### Dataset records

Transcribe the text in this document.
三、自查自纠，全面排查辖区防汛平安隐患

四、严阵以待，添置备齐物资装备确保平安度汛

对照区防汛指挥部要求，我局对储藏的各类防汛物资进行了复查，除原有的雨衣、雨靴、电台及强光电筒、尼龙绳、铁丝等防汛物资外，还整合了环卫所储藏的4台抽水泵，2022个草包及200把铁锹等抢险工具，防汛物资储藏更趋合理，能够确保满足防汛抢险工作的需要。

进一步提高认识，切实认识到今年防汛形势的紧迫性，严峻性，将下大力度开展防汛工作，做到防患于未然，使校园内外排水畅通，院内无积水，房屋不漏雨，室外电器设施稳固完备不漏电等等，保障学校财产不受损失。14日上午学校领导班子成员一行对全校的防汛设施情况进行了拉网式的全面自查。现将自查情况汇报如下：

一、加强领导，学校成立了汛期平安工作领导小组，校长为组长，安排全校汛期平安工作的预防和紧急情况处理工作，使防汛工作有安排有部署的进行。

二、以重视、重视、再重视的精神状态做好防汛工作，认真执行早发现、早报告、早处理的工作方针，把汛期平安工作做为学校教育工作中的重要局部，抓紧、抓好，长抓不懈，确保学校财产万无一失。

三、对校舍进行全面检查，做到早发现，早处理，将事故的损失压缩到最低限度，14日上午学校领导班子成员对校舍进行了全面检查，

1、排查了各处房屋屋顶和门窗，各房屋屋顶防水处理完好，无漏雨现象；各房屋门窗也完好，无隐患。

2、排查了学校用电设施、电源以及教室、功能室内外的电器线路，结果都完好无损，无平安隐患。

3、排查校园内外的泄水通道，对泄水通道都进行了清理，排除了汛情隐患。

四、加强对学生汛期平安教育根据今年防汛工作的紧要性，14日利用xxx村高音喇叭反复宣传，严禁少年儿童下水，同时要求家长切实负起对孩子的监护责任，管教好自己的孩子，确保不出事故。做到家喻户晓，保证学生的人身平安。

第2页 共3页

### Exercise task
All entries must be repeated verbatim.

### Worked answer
Transcribe the text in this document.
三、自查自纠，全面排查辖区防汛平安隐患

四、严阵以待，添置备齐物资装备确保平安度汛

对照区防汛指挥部要求，我局对储藏的各类防汛物资进行了复查，除原有的雨衣、雨靴、电台及强光电筒、尼龙绳、铁丝等防汛物资外，还整合了环卫所储藏的4台抽水泵，2022个草包及200把铁锹等抢险工具，防汛物资储藏更趋合理，能够确保满足防汛抢险工作的需要。

进一步提高认识，切实认识到今年防汛形势的紧迫性，严峻性，将下大力度开展防汛工作，做到防患于未然，使校园内外排水畅通，院内无积水，房屋不漏雨，室外电器设施稳固完备不漏电等等，保障学校财产不受损失。14日上午学校领导班子成员一行对全校的防汛设施情况进行了拉网式的全面自查。现将自查情况汇报如下：

一、加强领导，学校成立了汛期平安工作领导小组，校长为组长，安排全校汛期平安工作的预防和紧急情况处理工作，使防汛工作有安排有部署的进行。

二、以重视、重视、再重视的精神状态做好防汛工作，认真执行早发现、早报告、早处理的工作方针，把汛期平安工作做为学校教育工作中的重要局部，抓紧、抓好，长抓不懈，确保学校财产万无一失。

三、对校舍进行全面检查，做到早发现，早处理，将事故的损失压缩到最低限度，14日上午学校领导班子成员对校舍进行了全面检查，

1、排查了各处房屋屋顶和门窗，各房屋屋顶防水处理完好，无漏雨现象；各房屋门窗也完好，无隐患。

2、排查了学校用电设施、电源以及教室、功能室内外的电器线路，结果都完好无损，无平安隐患。

3、排查校园内外的泄水通道，对泄水通道都进行了清理，排除了汛情隐患。

四、加强对学生汛期平安教育根据今年防汛工作的紧要性，14日利用xxx村高音喇叭反复宣传，严禁少年儿童下水，同时要求家长切实负起对孩子的监护责任，管教好自己的孩子，确保不出事故。做到家喻户晓，保证学生的人身平安。

第2页 共3页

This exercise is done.